§ **Raw records**
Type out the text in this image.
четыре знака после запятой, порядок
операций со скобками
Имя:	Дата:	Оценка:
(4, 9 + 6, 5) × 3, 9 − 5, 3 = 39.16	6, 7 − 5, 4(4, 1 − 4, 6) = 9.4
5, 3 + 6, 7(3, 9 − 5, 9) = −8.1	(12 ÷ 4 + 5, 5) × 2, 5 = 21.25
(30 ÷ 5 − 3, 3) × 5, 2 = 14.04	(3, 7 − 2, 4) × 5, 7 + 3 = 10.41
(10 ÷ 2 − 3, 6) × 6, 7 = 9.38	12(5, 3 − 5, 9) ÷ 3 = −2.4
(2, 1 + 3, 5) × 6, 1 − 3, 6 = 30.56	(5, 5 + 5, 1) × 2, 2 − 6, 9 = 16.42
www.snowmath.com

§ **Task prompt**
Reproduce the material exactly, with every line intact.

§ **Solution to this task**
Type out the text in this image.
четыре знака после запятой, порядок
операций со скобками
Имя:	Дата:	Оценка:
(4, 9 + 6, 5) × 3, 9 − 5, 3 = 39.16	6, 7 − 5, 4(4, 1 − 4, 6) = 9.4
5, 3 + 6, 7(3, 9 − 5, 9) = −8.1	(12 ÷ 4 + 5, 5) × 2, 5 = 21.25
(30 ÷ 5 − 3, 3) × 5, 2 = 14.04	(3, 7 − 2, 4) × 5, 7 + 3 = 10.41
(10 ÷ 2 − 3, 6) × 6, 7 = 9.38	12(5, 3 − 5, 9) ÷ 3 = −2.4
(2, 1 + 3, 5) × 6, 1 − 3, 6 = 30.56	(5, 5 + 5, 1) × 2, 2 − 6, 9 = 16.42
www.snowmath.com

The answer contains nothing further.